> [RECORD EXTRACTS]
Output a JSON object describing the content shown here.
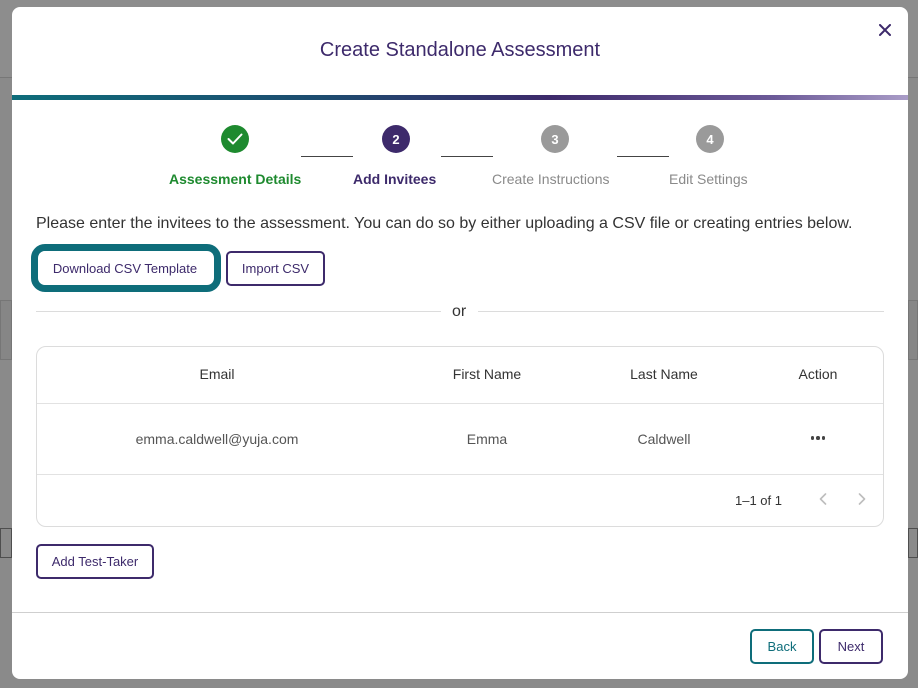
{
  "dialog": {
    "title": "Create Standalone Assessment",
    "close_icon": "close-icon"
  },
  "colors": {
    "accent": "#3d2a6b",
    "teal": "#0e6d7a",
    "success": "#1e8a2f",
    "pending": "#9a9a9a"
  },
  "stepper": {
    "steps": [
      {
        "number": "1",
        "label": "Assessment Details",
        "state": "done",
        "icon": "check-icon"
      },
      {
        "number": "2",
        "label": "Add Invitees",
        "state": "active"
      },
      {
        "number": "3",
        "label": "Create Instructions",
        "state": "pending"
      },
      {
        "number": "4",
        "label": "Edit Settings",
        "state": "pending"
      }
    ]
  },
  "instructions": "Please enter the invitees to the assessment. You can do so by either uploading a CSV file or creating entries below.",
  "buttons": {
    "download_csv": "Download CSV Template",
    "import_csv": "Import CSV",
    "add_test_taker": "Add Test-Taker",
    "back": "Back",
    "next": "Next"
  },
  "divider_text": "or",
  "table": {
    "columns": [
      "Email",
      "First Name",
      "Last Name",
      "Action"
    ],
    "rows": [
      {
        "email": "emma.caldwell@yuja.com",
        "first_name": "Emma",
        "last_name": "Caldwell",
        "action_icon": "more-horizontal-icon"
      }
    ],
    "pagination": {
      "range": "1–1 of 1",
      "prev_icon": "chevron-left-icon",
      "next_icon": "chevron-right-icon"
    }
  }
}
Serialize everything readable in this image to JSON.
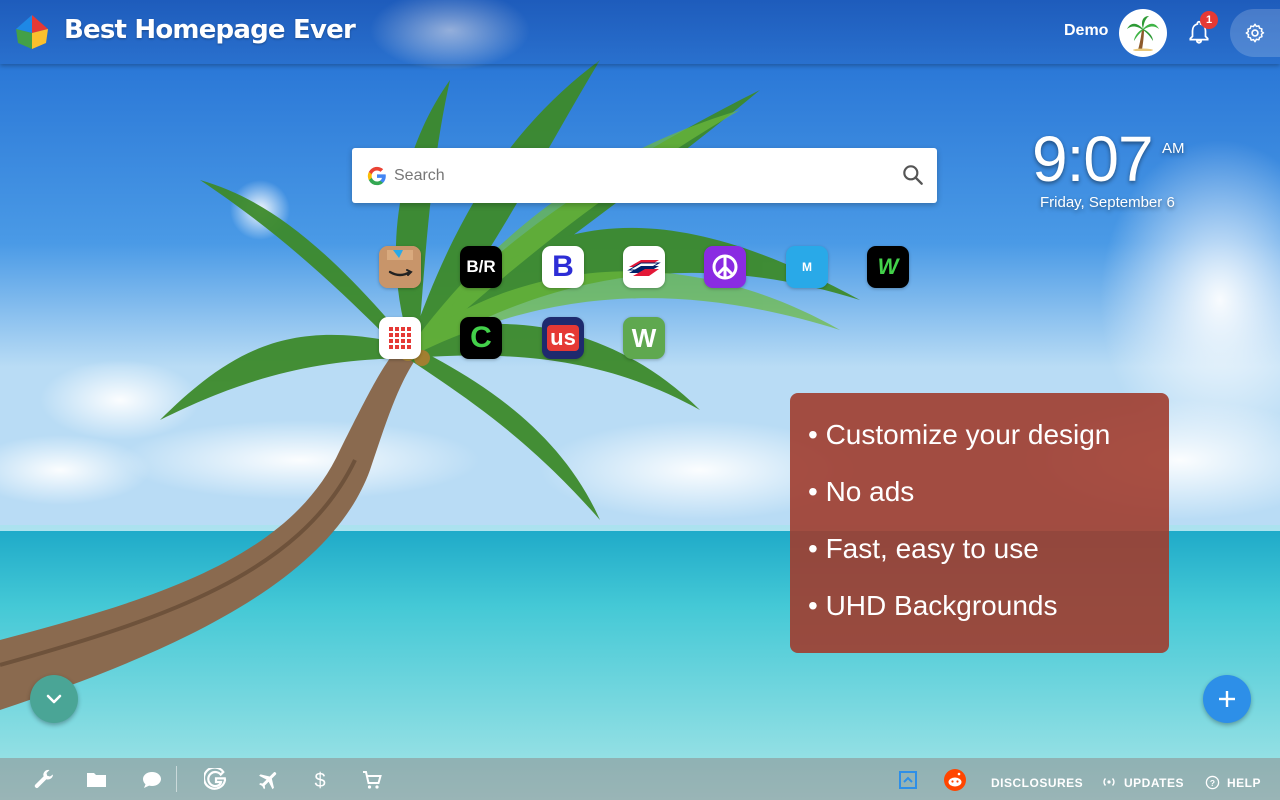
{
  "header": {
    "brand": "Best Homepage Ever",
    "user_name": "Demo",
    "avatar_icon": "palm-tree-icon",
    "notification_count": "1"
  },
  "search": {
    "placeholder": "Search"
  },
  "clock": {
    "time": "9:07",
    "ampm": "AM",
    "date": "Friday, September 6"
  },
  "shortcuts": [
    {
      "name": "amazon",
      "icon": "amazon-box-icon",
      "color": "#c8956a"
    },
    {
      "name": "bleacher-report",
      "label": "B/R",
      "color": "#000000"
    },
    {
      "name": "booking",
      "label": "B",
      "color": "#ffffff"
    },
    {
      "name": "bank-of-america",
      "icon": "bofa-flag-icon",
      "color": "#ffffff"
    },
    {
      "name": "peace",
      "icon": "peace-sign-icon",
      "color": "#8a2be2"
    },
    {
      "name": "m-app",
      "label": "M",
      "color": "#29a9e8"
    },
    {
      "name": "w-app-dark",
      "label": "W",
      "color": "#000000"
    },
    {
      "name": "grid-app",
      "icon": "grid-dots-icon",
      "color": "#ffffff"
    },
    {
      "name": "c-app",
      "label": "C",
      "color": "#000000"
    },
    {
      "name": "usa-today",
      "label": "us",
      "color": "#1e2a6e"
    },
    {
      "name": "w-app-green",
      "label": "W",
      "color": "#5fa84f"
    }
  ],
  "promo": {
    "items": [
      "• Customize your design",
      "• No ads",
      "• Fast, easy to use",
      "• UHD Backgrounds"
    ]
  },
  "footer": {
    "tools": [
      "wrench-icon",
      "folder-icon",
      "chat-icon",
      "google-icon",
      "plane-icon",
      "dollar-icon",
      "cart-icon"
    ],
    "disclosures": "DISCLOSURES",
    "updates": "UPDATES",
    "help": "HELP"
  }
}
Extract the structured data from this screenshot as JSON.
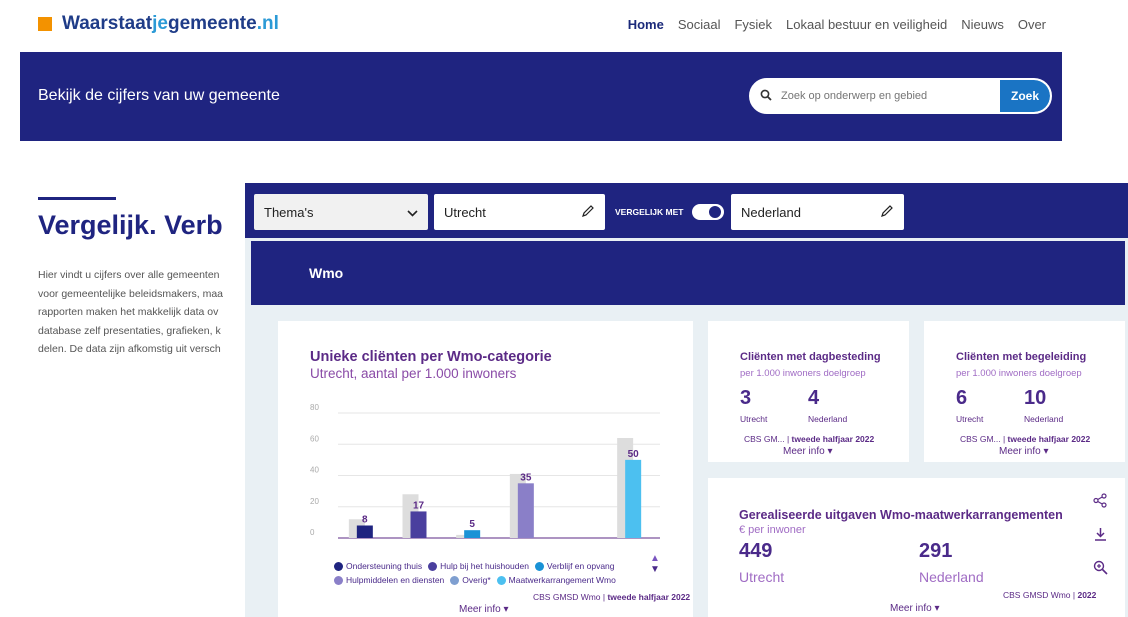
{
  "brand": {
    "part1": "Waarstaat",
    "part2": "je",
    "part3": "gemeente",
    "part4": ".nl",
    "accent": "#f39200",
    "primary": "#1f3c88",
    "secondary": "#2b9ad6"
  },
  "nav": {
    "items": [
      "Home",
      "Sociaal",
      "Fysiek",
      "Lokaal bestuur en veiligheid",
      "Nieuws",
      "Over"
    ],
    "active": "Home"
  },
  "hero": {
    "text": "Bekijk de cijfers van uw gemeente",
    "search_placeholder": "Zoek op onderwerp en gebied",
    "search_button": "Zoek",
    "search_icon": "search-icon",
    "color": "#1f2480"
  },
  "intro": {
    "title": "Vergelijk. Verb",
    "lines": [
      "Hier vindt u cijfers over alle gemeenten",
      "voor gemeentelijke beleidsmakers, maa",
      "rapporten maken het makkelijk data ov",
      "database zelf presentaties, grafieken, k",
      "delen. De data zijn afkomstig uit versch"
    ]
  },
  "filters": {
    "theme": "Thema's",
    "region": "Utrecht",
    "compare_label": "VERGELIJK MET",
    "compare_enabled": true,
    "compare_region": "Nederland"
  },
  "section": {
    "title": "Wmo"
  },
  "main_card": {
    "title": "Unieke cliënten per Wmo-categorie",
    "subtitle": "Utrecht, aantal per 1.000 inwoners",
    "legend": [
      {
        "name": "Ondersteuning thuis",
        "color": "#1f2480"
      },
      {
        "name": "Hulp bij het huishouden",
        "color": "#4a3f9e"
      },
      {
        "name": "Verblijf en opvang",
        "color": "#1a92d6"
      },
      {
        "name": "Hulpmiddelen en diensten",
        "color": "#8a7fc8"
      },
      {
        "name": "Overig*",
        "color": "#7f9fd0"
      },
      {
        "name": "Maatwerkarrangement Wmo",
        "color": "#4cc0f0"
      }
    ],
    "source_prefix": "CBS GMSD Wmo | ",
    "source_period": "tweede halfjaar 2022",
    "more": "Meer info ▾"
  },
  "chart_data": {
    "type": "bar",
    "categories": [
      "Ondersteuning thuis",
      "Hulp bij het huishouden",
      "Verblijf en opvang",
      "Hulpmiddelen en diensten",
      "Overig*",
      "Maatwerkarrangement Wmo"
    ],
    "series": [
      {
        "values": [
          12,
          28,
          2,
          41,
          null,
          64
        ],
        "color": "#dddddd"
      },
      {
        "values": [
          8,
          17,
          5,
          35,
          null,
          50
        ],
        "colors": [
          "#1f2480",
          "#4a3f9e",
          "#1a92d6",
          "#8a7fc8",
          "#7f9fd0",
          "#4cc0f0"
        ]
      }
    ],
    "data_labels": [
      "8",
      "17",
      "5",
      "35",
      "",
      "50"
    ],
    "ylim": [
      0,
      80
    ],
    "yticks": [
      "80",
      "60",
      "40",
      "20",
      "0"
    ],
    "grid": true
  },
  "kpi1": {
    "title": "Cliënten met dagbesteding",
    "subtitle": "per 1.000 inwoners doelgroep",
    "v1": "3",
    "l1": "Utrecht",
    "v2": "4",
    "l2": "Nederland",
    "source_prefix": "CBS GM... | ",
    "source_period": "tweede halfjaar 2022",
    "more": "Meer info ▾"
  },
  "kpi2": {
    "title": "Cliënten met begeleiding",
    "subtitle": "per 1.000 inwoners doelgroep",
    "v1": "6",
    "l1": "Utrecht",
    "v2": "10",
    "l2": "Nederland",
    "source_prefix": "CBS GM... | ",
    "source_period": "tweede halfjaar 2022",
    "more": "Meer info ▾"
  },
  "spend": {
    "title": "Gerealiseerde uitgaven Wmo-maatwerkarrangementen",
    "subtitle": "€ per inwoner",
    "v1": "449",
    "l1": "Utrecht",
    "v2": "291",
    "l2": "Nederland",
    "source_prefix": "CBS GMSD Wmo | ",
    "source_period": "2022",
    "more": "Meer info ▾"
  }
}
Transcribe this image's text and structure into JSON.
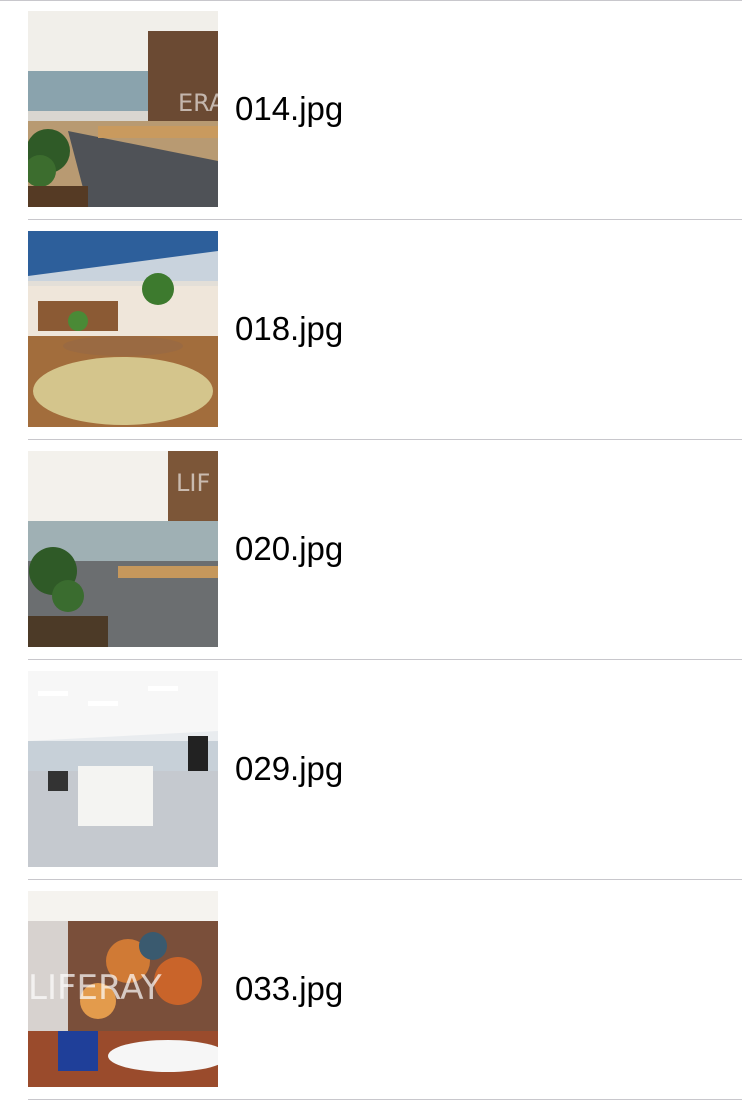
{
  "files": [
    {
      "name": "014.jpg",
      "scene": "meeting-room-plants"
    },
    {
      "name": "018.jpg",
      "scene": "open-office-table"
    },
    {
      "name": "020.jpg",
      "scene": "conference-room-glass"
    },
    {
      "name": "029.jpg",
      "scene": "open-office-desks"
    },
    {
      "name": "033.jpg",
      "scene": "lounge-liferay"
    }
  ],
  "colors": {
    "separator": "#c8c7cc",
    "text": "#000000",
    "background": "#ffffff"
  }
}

> [WHAT TO DO]
Omit each picture, then return all of the listing exactly as it stands.

> [CORRECT RESULT]
Output a JSON object describing the content shown here.
{
  "dialog": {
    "title": "Create Standalone Assessment",
    "close_icon": "close-icon"
  },
  "colors": {
    "accent": "#3d2a6b",
    "teal": "#0e6d7a",
    "success": "#1e8a2f",
    "pending": "#9a9a9a"
  },
  "stepper": {
    "steps": [
      {
        "number": "1",
        "label": "Assessment Details",
        "state": "done",
        "icon": "check-icon"
      },
      {
        "number": "2",
        "label": "Add Invitees",
        "state": "active"
      },
      {
        "number": "3",
        "label": "Create Instructions",
        "state": "pending"
      },
      {
        "number": "4",
        "label": "Edit Settings",
        "state": "pending"
      }
    ]
  },
  "instructions": "Please enter the invitees to the assessment. You can do so by either uploading a CSV file or creating entries below.",
  "buttons": {
    "download_csv": "Download CSV Template",
    "import_csv": "Import CSV",
    "add_test_taker": "Add Test-Taker",
    "back": "Back",
    "next": "Next"
  },
  "divider_text": "or",
  "table": {
    "columns": [
      "Email",
      "First Name",
      "Last Name",
      "Action"
    ],
    "rows": [
      {
        "email": "emma.caldwell@yuja.com",
        "first_name": "Emma",
        "last_name": "Caldwell",
        "action_icon": "more-horizontal-icon"
      }
    ],
    "pagination": {
      "range": "1–1 of 1",
      "prev_icon": "chevron-left-icon",
      "next_icon": "chevron-right-icon"
    }
  }
}
Serialize everything readable in this image to JSON.
{
  "header": {
    "brand": "Best Homepage Ever",
    "user_name": "Demo",
    "avatar_icon": "palm-tree-icon",
    "notification_count": "1"
  },
  "search": {
    "placeholder": "Search"
  },
  "clock": {
    "time": "9:07",
    "ampm": "AM",
    "date": "Friday, September 6"
  },
  "shortcuts": [
    {
      "name": "amazon",
      "icon": "amazon-box-icon",
      "color": "#c8956a"
    },
    {
      "name": "bleacher-report",
      "label": "B/R",
      "color": "#000000"
    },
    {
      "name": "booking",
      "label": "B",
      "color": "#ffffff"
    },
    {
      "name": "bank-of-america",
      "icon": "bofa-flag-icon",
      "color": "#ffffff"
    },
    {
      "name": "peace",
      "icon": "peace-sign-icon",
      "color": "#8a2be2"
    },
    {
      "name": "m-app",
      "label": "M",
      "color": "#29a9e8"
    },
    {
      "name": "w-app-dark",
      "label": "W",
      "color": "#000000"
    },
    {
      "name": "grid-app",
      "icon": "grid-dots-icon",
      "color": "#ffffff"
    },
    {
      "name": "c-app",
      "label": "C",
      "color": "#000000"
    },
    {
      "name": "usa-today",
      "label": "us",
      "color": "#1e2a6e"
    },
    {
      "name": "w-app-green",
      "label": "W",
      "color": "#5fa84f"
    }
  ],
  "promo": {
    "items": [
      "• Customize your design",
      "• No ads",
      "• Fast, easy to use",
      "• UHD Backgrounds"
    ]
  },
  "footer": {
    "tools": [
      "wrench-icon",
      "folder-icon",
      "chat-icon",
      "google-icon",
      "plane-icon",
      "dollar-icon",
      "cart-icon"
    ],
    "disclosures": "DISCLOSURES",
    "updates": "UPDATES",
    "help": "HELP"
  }
}
Extract the structured data from this screenshot as JSON.
{
  "brand": {
    "part1": "Waarstaat",
    "part2": "je",
    "part3": "gemeente",
    "part4": ".nl",
    "accent": "#f39200",
    "primary": "#1f3c88",
    "secondary": "#2b9ad6"
  },
  "nav": {
    "items": [
      "Home",
      "Sociaal",
      "Fysiek",
      "Lokaal bestuur en veiligheid",
      "Nieuws",
      "Over"
    ],
    "active": "Home"
  },
  "hero": {
    "text": "Bekijk de cijfers van uw gemeente",
    "search_placeholder": "Zoek op onderwerp en gebied",
    "search_button": "Zoek",
    "search_icon": "search-icon",
    "color": "#1f2480"
  },
  "intro": {
    "title": "Vergelijk. Verb",
    "lines": [
      "Hier vindt u cijfers over alle gemeenten",
      "voor gemeentelijke beleidsmakers, maa",
      "rapporten maken het makkelijk data ov",
      "database zelf presentaties, grafieken, k",
      "delen. De data zijn afkomstig uit versch"
    ]
  },
  "filters": {
    "theme": "Thema's",
    "region": "Utrecht",
    "compare_label": "VERGELIJK MET",
    "compare_enabled": true,
    "compare_region": "Nederland"
  },
  "section": {
    "title": "Wmo"
  },
  "main_card": {
    "title": "Unieke cliënten per Wmo-categorie",
    "subtitle": "Utrecht, aantal per 1.000 inwoners",
    "legend": [
      {
        "name": "Ondersteuning thuis",
        "color": "#1f2480"
      },
      {
        "name": "Hulp bij het huishouden",
        "color": "#4a3f9e"
      },
      {
        "name": "Verblijf en opvang",
        "color": "#1a92d6"
      },
      {
        "name": "Hulpmiddelen en diensten",
        "color": "#8a7fc8"
      },
      {
        "name": "Overig*",
        "color": "#7f9fd0"
      },
      {
        "name": "Maatwerkarrangement Wmo",
        "color": "#4cc0f0"
      }
    ],
    "source_prefix": "CBS GMSD Wmo | ",
    "source_period": "tweede halfjaar 2022",
    "more": "Meer info ▾"
  },
  "chart_data": {
    "type": "bar",
    "categories": [
      "Ondersteuning thuis",
      "Hulp bij het huishouden",
      "Verblijf en opvang",
      "Hulpmiddelen en diensten",
      "Overig*",
      "Maatwerkarrangement Wmo"
    ],
    "series": [
      {
        "values": [
          12,
          28,
          2,
          41,
          null,
          64
        ],
        "color": "#dddddd"
      },
      {
        "values": [
          8,
          17,
          5,
          35,
          null,
          50
        ],
        "colors": [
          "#1f2480",
          "#4a3f9e",
          "#1a92d6",
          "#8a7fc8",
          "#7f9fd0",
          "#4cc0f0"
        ]
      }
    ],
    "data_labels": [
      "8",
      "17",
      "5",
      "35",
      "",
      "50"
    ],
    "ylim": [
      0,
      80
    ],
    "yticks": [
      "80",
      "60",
      "40",
      "20",
      "0"
    ],
    "grid": true
  },
  "kpi1": {
    "title": "Cliënten met dagbesteding",
    "subtitle": "per 1.000 inwoners doelgroep",
    "v1": "3",
    "l1": "Utrecht",
    "v2": "4",
    "l2": "Nederland",
    "source_prefix": "CBS GM... | ",
    "source_period": "tweede halfjaar 2022",
    "more": "Meer info ▾"
  },
  "kpi2": {
    "title": "Cliënten met begeleiding",
    "subtitle": "per 1.000 inwoners doelgroep",
    "v1": "6",
    "l1": "Utrecht",
    "v2": "10",
    "l2": "Nederland",
    "source_prefix": "CBS GM... | ",
    "source_period": "tweede halfjaar 2022",
    "more": "Meer info ▾"
  },
  "spend": {
    "title": "Gerealiseerde uitgaven Wmo-maatwerkarrangementen",
    "subtitle": "€ per inwoner",
    "v1": "449",
    "l1": "Utrecht",
    "v2": "291",
    "l2": "Nederland",
    "source_prefix": "CBS GMSD Wmo | ",
    "source_period": "2022",
    "more": "Meer info ▾"
  }
}
Transcribe this image's text and structure into JSON.
{
  "files": [
    {
      "name": "014.jpg",
      "scene": "meeting-room-plants"
    },
    {
      "name": "018.jpg",
      "scene": "open-office-table"
    },
    {
      "name": "020.jpg",
      "scene": "conference-room-glass"
    },
    {
      "name": "029.jpg",
      "scene": "open-office-desks"
    },
    {
      "name": "033.jpg",
      "scene": "lounge-liferay"
    }
  ],
  "colors": {
    "separator": "#c8c7cc",
    "text": "#000000",
    "background": "#ffffff"
  }
}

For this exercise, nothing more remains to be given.